━━ RAW RECORDS ━━

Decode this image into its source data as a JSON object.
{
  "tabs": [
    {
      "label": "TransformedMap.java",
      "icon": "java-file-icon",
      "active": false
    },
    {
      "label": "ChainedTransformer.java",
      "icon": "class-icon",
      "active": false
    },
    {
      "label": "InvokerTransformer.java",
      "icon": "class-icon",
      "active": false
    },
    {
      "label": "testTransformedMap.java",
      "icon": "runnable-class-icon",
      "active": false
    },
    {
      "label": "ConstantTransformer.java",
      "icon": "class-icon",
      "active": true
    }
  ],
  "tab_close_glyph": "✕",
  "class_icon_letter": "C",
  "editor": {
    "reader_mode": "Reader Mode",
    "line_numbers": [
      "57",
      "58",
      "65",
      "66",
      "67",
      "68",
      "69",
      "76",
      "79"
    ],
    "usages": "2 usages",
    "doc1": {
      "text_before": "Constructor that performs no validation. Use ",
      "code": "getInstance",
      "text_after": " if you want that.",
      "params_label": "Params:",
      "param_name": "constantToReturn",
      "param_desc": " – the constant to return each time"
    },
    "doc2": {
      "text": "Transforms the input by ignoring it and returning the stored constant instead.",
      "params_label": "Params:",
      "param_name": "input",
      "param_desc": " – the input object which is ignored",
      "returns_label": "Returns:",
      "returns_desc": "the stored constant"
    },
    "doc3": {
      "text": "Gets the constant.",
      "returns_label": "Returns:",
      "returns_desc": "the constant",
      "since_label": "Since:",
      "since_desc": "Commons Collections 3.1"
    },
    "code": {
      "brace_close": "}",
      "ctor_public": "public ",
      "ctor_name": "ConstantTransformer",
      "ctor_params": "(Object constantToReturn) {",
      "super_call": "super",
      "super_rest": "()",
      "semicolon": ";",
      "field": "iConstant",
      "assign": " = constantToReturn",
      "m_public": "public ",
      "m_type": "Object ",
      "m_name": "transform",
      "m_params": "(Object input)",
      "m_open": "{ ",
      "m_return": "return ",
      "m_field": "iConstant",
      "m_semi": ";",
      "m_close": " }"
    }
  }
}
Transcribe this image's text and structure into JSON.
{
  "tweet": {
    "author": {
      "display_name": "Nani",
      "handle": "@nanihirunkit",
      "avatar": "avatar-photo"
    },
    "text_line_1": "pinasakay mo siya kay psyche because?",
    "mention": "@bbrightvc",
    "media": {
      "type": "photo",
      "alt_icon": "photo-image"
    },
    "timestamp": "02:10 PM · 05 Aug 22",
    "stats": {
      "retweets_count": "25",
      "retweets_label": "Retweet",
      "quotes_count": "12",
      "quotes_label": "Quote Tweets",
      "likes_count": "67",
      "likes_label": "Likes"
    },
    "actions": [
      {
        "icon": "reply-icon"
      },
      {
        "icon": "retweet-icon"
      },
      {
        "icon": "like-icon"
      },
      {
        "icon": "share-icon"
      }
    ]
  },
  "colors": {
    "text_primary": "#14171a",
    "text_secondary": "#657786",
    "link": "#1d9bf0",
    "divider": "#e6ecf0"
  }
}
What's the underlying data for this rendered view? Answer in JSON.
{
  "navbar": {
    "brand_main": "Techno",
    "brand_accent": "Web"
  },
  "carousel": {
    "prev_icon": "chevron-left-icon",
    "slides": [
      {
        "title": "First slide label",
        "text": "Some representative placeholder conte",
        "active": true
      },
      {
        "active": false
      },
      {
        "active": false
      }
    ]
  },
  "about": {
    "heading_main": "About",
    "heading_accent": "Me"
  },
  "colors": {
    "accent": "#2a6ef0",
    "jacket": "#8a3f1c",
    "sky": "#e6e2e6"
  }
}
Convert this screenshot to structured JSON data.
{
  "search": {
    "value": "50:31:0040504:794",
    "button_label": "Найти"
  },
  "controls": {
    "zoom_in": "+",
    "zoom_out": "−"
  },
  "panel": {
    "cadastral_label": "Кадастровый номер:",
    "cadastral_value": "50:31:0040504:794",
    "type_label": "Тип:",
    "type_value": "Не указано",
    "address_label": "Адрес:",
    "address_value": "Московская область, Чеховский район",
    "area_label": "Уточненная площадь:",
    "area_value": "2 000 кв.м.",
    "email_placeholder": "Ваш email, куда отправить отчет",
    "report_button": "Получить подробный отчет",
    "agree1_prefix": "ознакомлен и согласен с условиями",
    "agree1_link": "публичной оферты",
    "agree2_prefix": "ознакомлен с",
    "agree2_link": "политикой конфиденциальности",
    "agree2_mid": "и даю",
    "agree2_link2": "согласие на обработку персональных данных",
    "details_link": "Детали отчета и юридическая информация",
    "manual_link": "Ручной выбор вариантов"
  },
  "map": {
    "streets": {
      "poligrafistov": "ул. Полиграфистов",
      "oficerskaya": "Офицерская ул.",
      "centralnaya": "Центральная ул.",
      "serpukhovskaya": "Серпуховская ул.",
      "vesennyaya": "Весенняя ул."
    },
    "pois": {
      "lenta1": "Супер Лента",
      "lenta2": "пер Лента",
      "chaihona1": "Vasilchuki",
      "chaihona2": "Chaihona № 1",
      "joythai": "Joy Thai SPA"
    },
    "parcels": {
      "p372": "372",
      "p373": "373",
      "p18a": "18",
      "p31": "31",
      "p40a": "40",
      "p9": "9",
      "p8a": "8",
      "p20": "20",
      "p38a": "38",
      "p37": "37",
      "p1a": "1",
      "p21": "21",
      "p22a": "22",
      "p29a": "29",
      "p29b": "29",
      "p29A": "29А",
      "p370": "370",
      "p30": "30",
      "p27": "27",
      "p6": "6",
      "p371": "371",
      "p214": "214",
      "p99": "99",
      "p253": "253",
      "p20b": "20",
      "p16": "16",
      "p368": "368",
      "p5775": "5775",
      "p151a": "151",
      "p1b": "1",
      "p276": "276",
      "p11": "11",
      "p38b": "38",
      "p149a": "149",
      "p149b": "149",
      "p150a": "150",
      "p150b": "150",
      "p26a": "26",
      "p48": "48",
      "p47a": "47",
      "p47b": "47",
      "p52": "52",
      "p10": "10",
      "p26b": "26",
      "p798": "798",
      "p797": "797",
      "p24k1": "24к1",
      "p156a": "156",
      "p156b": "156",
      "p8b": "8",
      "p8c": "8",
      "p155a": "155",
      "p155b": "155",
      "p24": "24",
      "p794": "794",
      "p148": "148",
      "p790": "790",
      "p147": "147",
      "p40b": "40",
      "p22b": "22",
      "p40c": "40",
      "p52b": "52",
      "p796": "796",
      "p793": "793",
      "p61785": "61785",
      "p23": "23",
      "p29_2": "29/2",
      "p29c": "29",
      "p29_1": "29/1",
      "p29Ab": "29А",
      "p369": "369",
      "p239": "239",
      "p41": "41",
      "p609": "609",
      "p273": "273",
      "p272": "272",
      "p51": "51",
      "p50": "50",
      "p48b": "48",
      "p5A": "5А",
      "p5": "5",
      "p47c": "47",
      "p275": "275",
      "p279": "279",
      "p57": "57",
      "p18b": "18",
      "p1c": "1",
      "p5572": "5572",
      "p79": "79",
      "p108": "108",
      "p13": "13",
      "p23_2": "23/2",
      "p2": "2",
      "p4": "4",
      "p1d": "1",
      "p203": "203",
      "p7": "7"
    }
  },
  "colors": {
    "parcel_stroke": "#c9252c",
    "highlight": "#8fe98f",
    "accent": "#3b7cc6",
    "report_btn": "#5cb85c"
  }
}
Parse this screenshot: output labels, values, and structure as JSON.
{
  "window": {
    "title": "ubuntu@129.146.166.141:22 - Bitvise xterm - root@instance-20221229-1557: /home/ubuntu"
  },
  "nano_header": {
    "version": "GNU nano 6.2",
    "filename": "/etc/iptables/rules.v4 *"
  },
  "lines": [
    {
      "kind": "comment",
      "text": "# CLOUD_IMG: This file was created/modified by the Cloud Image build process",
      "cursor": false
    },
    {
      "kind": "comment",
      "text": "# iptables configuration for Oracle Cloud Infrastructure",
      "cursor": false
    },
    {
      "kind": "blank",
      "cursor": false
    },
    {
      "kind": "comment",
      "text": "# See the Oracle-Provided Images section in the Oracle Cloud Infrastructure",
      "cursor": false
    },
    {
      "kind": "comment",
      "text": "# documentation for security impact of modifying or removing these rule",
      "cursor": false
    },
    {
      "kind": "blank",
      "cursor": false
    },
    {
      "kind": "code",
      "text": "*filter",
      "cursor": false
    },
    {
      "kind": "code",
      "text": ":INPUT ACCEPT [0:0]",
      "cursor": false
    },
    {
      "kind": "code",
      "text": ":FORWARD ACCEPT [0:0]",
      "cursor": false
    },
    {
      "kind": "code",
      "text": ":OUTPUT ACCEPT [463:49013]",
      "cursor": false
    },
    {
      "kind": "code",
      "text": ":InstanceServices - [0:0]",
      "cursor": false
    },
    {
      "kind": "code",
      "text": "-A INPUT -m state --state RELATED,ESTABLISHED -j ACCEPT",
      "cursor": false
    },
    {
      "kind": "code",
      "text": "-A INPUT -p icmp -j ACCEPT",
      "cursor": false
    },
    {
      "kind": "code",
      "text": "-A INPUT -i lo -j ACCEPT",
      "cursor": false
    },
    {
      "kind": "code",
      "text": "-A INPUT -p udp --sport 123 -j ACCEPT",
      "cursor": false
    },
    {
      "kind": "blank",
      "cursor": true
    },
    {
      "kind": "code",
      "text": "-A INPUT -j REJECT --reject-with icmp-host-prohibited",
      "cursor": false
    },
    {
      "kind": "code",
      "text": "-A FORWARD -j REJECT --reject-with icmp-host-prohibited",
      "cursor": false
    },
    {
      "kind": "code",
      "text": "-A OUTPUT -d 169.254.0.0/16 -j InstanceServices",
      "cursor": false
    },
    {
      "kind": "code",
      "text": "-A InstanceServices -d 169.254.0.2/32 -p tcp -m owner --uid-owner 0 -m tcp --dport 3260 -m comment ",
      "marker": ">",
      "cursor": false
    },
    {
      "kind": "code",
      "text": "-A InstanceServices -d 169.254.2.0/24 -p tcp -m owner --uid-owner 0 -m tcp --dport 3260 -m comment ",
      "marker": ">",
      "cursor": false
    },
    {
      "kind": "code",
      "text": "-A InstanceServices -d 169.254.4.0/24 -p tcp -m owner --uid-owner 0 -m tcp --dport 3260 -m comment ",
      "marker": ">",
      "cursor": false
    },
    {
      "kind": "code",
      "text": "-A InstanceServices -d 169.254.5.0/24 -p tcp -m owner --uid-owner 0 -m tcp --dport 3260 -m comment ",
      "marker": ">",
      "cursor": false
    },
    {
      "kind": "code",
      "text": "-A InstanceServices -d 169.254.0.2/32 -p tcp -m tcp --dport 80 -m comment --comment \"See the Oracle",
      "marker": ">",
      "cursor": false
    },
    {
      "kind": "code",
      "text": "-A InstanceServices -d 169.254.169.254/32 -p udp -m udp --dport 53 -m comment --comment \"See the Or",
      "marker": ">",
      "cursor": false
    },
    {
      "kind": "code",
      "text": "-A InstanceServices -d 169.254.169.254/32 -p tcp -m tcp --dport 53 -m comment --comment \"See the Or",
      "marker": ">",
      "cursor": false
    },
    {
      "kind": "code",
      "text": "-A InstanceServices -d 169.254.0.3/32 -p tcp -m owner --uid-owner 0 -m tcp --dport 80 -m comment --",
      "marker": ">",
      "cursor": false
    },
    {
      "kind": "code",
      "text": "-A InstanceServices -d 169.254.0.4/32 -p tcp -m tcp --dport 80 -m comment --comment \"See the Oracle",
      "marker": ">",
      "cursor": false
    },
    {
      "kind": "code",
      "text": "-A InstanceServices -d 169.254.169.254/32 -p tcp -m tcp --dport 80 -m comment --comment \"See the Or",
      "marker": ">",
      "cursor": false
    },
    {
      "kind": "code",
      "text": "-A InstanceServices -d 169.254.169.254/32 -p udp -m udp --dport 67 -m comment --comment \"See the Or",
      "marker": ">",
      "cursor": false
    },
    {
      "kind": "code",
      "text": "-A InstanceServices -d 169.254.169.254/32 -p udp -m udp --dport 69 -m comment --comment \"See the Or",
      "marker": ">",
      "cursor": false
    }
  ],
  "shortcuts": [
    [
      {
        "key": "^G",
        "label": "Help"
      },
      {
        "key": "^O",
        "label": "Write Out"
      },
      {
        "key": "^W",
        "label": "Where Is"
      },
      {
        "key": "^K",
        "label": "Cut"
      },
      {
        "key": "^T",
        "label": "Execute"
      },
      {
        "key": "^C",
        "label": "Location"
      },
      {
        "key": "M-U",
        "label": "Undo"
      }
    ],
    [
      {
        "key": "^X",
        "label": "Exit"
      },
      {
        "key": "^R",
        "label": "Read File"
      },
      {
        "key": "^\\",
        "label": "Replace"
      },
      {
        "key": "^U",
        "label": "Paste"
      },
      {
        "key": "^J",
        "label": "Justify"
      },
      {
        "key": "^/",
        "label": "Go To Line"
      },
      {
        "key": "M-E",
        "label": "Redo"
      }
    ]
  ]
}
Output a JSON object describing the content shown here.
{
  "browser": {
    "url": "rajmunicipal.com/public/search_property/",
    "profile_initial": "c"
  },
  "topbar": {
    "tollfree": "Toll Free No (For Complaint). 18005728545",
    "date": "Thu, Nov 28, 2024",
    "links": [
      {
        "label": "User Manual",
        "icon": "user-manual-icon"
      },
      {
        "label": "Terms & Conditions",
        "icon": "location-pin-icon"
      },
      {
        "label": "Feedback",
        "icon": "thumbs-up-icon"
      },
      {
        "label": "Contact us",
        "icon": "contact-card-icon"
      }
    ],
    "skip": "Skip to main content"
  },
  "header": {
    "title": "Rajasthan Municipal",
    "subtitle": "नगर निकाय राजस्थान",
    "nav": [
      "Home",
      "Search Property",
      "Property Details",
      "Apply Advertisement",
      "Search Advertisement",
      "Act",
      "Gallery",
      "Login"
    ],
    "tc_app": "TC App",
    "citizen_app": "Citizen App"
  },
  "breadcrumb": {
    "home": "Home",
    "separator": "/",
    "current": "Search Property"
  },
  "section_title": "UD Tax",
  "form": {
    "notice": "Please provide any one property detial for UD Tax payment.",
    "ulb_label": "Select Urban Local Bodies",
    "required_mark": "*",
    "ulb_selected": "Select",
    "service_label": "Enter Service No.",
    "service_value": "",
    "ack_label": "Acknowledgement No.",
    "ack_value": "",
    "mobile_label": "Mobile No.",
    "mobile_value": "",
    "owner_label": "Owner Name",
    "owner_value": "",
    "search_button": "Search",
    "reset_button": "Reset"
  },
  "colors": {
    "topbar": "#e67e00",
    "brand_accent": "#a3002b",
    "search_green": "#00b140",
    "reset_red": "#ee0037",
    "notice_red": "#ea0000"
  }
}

━━━

YOUR INSTRUCTIONS
Track down all lines above with the string "content" and copy them.

RESPONSE FOR THIS EXERCISE
Output a JSON object describing the content shown here.
    "skip": "Skip to main content"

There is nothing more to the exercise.